▶ Data records
════════
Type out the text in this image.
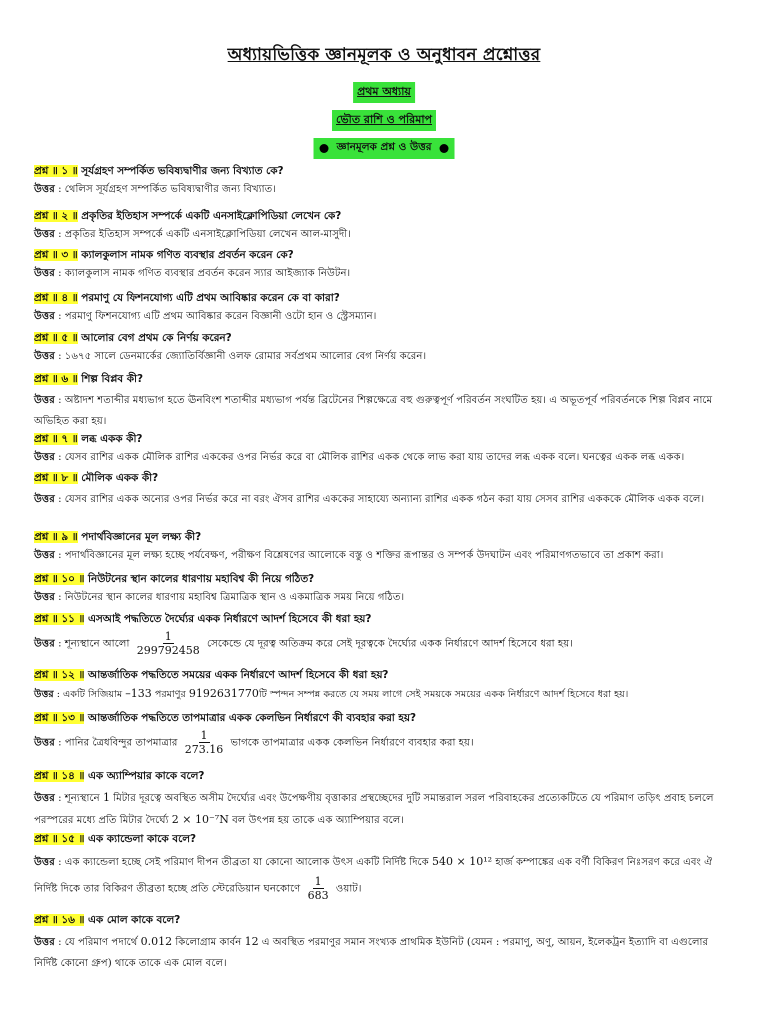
অধ্যায়ভিত্তিক জ্ঞানমূলক ও অনুধাবন প্রশ্নোত্তর
প্রথম অধ্যায়
ভৌত রাশি ও পরিমাপ
জ্ঞানমূলক প্রশ্ন ও উত্তর
প্রশ্ন ॥ ১ ॥ সূর্যগ্রহণ সম্পর্কিত ভবিষ্যদ্বাণীর জন্য বিখ্যাত কে?
উত্তর : থেলিস সূর্যগ্রহণ সম্পর্কিত ভবিষ্যদ্বাণীর জন্য বিখ্যাত।
প্রশ্ন ॥ ২ ॥ প্রকৃতির ইতিহাস সম্পর্কে একটি এনসাইক্লোপিডিয়া লেখেন কে?
উত্তর : প্রকৃতির ইতিহাস সম্পর্কে একটি এনসাইক্লোপিডিয়া লেখেন আল-মাসুদী।
প্রশ্ন ॥ ৩ ॥ ক্যালকুলাস নামক গণিত ব্যবস্থার প্রবর্তন করেন কে?
উত্তর : ক্যালকুলাস নামক গণিত ব্যবস্থার প্রবর্তন করেন স্যার আইজ্যাক নিউটন।
প্রশ্ন ॥ ৪ ॥ পরমাণু যে ফিশনযোগ্য এটি প্রথম আবিষ্কার করেন কে বা কারা?
উত্তর : পরমাণু ফিশনযোগ্য এটি প্রথম আবিষ্কার করেন বিজ্ঞানী ওটো হান ও স্ট্রেসম্যান।
প্রশ্ন ॥ ৫ ॥ আলোর বেগ প্রথম কে নির্ণয় করেন?
উত্তর : ১৬৭৫ সালে ডেনমার্কের জ্যোতির্বিজ্ঞানী ওলফ রোমার সর্বপ্রথম আলোর বেগ নির্ণয় করেন।
প্রশ্ন ॥ ৬ ॥ শিল্প বিপ্লব কী?
উত্তর : অষ্টাদশ শতাব্দীর মধ্যভাগ হতে ঊনবিংশ শতাব্দীর মধ্যভাগ পর্যন্ত ব্রিটেনের শিল্পক্ষেত্রে বহু গুরুত্বপূর্ণ পরিবর্তন সংঘটিত হয়। এ অভূতপূর্ব পরিবর্তনকে শিল্প বিপ্লব নামে অভিহিত করা হয়।
প্রশ্ন ॥ ৭ ॥ লব্ধ একক কী?
উত্তর : যেসব রাশির একক মৌলিক রাশির এককের ওপর নির্ভর করে বা মৌলিক রাশির একক থেকে লাভ করা যায় তাদের লব্ধ একক বলে। ঘনত্বের একক লব্ধ একক।
প্রশ্ন ॥ ৮ ॥ মৌলিক একক কী?
উত্তর : যেসব রাশির একক অন্যের ওপর নির্ভর করে না বরং ঐসব রাশির এককের সাহায্যে অন্যান্য রাশির একক গঠন করা যায় সেসব রাশির একককে মৌলিক একক বলে।
প্রশ্ন ॥ ৯ ॥ পদার্থবিজ্ঞানের মূল লক্ষ্য কী?
উত্তর : পদার্থবিজ্ঞানের মূল লক্ষ্য হচ্ছে পর্যবেক্ষণ, পরীক্ষণ বিশ্লেষণের আলোকে বস্তু ও শক্তির রূপান্তর ও সম্পর্ক উদঘাটন এবং পরিমাণগতভাবে তা প্রকাশ করা।
প্রশ্ন ॥ ১০ ॥ নিউটনের স্থান কালের ধারণায় মহাবিশ্ব কী নিয়ে গঠিত?
উত্তর : নিউটনের স্থান কালের ধারণায় মহাবিশ্ব ত্রিমাত্রিক স্থান ও একমাত্রিক সময় নিয়ে গঠিত।
প্রশ্ন ॥ ১১ ॥ এসআই পদ্ধতিতে দৈর্ঘ্যের একক নির্ধারণে আদর্শ হিসেবে কী ধরা হয়?
উত্তর : শূন্যস্থানে আলো $\frac{1}{299792458}$ সেকেন্ডে যে দূরত্ব অতিক্রম করে সেই দূরত্বকে দৈর্ঘ্যের একক নির্ধারণে আদর্শ হিসেবে ধরা হয়।
প্রশ্ন ॥ ১২ ॥ আন্তর্জাতিক পদ্ধতিতে সময়ের একক নির্ধারণে আদর্শ হিসেবে কী ধরা হয়?
উত্তর : একটি সিজিয়াম –133 পরমাণুর 9192631770টি স্পন্দন সম্পন্ন করতে যে সময় লাগে সেই সময়কে সময়ের একক নির্ধারণে আদর্শ হিসেবে ধরা হয়।
প্রশ্ন ॥ ১৩ ॥ আন্তর্জাতিক পদ্ধতিতে তাপমাত্রার একক কেলভিন নির্ধারণে কী ব্যবহার করা হয়?
উত্তর : পানির ত্রৈধবিন্দুর তাপমাত্রার $\frac{1}{273.16}$ ভাগকে তাপমাত্রার একক কেলভিন নির্ধারণে ব্যবহার করা হয়।
প্রশ্ন ॥ ১৪ ॥ এক অ্যাম্পিয়ার কাকে বলে?
উত্তর : শূন্যস্থানে 1 মিটার দূরত্বে অবস্থিত অসীম দৈর্ঘ্যের এবং উপেক্ষণীয় বৃত্তাকার প্রস্থচ্ছেদের দুটি সমান্তরাল সরল পরিবাহকের প্রত্যেকটিতে যে পরিমাণ তড়িৎ প্রবাহ চললে পরস্পরের মধ্যে প্রতি মিটার দৈর্ঘ্যে 2 × 10⁻⁷N বল উৎপন্ন হয় তাকে এক অ্যাম্পিয়ার বলে।
প্রশ্ন ॥ ১৫ ॥ এক ক্যান্ডেলা কাকে বলে?
উত্তর : এক ক্যান্ডেলা হচ্ছে সেই পরিমাণ দীপন তীব্রতা যা কোনো আলোক উৎস একটি নির্দিষ্ট দিকে 540 × 10¹² হার্জ কম্পাঙ্কের এক বর্ণী বিকিরণ নিঃসরণ করে এবং ঐ নির্দিষ্ট দিকে তার বিকিরণ তীব্রতা হচ্ছে প্রতি স্টেরেডিয়ান ঘনকোণে $\frac{1}{683}$ ওয়াট।
প্রশ্ন ॥ ১৬ ॥ এক মোল কাকে বলে?
উত্তর : যে পরিমাণ পদার্থে 0.012 কিলোগ্রাম কার্বন 12 এ অবস্থিত পরমাণুর সমান সংখ্যক প্রাথমিক ইউনিট (যেমন : পরমাণু, অণু, আয়ন, ইলেকট্রন ইত্যাদি বা এগুলোর নির্দিষ্ট কোনো গ্রুপ) থাকে তাকে এক মোল বলে।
════════
▶ Your goal
Tally up the lines with the word "frac" in them, and answer with that number by itself.

▶ Exercise answer
3